Where a line contains the string "robots", copy that line.

[start of Listing]

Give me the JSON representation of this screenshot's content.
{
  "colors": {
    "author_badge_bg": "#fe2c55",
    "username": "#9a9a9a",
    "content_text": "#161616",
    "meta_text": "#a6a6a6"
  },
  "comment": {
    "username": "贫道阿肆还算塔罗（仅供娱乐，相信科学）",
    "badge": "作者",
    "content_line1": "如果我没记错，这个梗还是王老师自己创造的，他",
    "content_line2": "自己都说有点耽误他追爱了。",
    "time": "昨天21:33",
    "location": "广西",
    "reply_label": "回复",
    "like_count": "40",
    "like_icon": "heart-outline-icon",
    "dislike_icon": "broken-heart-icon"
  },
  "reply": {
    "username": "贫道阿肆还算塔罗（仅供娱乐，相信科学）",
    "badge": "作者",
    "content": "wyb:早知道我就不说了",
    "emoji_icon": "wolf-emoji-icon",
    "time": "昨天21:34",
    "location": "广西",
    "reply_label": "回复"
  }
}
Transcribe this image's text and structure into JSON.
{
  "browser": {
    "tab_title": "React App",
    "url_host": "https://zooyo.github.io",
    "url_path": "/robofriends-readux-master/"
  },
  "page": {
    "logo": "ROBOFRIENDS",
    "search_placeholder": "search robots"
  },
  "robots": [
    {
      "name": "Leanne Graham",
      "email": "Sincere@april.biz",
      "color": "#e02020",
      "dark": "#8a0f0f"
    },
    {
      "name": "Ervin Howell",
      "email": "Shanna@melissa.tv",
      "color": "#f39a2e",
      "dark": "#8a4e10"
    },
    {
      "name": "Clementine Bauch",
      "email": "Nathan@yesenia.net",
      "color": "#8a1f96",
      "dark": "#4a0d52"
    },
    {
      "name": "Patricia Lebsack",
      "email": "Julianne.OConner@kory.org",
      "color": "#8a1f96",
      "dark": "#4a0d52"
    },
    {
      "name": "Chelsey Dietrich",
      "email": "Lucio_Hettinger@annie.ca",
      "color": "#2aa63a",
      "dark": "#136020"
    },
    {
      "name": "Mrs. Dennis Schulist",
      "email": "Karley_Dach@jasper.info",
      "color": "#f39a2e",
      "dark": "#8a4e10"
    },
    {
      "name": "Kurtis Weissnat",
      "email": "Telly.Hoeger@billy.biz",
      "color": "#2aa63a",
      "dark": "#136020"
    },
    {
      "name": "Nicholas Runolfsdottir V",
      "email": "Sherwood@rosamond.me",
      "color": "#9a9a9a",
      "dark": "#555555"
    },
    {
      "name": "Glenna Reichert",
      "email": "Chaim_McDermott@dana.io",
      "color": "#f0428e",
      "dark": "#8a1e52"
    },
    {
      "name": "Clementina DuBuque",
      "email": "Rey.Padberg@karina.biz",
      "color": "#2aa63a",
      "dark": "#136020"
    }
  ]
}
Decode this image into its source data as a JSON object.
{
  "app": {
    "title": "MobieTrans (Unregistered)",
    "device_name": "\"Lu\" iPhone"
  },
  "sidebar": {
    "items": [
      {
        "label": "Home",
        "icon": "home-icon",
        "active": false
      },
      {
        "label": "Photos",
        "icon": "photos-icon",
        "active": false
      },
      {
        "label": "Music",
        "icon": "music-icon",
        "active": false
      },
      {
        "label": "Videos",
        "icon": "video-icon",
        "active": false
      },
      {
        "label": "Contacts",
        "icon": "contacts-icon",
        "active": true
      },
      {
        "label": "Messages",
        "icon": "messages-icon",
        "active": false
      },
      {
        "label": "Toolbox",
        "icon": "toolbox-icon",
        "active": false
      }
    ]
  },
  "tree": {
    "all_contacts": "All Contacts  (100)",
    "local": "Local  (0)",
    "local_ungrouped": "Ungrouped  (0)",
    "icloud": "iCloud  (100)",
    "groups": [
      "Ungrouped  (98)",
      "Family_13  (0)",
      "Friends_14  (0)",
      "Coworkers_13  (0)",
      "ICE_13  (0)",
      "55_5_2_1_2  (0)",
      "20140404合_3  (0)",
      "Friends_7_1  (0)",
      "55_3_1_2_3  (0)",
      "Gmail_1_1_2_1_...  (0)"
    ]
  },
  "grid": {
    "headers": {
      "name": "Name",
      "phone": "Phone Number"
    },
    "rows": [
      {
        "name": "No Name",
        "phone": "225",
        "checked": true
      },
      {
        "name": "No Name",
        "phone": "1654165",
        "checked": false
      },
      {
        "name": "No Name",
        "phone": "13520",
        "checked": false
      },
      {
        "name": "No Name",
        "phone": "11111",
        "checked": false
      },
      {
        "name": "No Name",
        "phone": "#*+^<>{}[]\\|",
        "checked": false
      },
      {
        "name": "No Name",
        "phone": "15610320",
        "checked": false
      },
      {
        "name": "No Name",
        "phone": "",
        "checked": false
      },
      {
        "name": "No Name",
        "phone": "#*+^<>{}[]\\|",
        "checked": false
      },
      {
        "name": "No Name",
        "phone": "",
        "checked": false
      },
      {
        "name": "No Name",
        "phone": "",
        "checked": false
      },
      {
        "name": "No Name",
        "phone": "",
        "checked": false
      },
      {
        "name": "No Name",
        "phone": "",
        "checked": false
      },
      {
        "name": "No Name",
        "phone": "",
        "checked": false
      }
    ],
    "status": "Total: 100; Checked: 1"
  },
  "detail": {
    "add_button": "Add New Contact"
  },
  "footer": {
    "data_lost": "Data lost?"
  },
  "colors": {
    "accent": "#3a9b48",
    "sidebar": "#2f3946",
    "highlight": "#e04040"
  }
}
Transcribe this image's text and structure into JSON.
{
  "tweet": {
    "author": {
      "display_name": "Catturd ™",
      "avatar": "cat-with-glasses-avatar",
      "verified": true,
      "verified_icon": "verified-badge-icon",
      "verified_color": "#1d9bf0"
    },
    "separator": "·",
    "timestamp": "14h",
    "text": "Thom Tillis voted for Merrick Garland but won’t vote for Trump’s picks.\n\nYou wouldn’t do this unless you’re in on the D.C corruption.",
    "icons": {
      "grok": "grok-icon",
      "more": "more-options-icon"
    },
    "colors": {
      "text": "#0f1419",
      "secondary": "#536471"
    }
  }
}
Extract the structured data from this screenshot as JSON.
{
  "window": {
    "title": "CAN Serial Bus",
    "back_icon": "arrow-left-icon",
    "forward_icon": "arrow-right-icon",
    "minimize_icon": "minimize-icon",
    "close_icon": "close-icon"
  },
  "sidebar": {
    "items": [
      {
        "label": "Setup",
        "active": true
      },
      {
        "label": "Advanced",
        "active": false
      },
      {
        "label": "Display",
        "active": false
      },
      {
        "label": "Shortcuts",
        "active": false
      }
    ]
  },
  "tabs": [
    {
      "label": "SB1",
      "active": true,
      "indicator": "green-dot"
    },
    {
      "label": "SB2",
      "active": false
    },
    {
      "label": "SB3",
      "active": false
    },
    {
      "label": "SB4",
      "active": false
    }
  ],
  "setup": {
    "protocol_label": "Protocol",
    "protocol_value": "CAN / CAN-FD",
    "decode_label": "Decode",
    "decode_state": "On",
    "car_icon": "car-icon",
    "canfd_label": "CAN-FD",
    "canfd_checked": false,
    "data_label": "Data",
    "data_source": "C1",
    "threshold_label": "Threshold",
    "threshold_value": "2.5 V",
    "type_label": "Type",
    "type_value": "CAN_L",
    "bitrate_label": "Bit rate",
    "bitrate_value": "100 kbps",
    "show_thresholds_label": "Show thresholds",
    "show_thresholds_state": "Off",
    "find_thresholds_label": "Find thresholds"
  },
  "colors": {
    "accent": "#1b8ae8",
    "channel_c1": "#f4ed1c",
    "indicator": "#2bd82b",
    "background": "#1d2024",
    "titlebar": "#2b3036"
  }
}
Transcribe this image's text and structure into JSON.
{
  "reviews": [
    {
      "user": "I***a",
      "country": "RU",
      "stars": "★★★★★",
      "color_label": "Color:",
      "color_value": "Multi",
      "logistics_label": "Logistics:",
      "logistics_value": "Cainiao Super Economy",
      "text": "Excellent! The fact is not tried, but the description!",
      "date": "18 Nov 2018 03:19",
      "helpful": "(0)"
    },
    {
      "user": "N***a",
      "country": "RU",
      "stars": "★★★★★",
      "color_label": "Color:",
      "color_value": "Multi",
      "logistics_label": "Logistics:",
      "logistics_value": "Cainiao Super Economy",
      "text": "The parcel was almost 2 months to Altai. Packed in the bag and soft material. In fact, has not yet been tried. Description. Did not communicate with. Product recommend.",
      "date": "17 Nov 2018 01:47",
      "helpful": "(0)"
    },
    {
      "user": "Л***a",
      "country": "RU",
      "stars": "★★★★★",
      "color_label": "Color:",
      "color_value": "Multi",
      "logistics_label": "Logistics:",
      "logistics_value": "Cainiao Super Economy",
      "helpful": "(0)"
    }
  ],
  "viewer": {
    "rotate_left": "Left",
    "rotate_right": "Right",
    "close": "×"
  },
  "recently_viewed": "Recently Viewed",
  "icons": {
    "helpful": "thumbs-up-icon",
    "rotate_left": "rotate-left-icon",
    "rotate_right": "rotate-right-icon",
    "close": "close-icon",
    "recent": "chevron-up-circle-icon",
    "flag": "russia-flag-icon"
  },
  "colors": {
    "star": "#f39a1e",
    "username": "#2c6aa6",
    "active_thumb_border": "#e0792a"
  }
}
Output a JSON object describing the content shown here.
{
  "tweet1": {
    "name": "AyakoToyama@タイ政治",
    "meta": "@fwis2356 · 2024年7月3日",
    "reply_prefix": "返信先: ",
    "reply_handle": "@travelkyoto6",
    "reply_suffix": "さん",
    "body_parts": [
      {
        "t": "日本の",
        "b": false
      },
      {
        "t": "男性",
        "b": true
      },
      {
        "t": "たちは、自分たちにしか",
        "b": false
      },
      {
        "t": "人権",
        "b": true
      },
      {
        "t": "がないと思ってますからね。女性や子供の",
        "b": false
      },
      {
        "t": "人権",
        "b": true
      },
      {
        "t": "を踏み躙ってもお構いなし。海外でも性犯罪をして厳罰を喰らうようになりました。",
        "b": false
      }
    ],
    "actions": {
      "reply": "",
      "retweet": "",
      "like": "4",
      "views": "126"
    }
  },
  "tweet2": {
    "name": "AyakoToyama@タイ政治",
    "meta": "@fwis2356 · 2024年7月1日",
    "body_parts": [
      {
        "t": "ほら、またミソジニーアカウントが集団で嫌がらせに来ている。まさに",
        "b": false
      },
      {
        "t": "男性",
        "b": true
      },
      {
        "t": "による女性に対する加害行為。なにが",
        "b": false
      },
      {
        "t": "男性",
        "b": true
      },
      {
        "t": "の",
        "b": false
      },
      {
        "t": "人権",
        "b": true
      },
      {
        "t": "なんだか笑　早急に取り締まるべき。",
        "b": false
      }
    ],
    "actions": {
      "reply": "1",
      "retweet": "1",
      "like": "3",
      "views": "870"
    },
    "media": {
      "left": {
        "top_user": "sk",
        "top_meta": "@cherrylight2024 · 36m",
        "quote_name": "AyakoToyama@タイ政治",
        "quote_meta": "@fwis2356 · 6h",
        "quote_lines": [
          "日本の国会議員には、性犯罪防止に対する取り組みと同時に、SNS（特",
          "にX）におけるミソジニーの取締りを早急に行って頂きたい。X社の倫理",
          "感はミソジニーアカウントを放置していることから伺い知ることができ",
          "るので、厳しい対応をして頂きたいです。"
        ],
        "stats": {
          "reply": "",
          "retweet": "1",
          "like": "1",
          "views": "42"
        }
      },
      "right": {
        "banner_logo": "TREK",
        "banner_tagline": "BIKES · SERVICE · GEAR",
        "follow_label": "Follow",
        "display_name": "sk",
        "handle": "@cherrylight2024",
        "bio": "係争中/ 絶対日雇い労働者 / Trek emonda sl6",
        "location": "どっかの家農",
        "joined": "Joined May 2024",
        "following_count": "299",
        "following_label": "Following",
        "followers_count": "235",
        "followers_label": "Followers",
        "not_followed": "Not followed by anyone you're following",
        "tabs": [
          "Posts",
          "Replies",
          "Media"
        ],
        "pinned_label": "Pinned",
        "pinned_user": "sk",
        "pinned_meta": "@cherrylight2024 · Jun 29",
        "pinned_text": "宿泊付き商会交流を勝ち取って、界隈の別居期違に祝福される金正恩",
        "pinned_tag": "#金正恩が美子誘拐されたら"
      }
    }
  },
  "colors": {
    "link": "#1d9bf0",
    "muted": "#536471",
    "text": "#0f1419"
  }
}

[end of Listing]

Answer below:
    "search_placeholder": "search robots"
  "robots": [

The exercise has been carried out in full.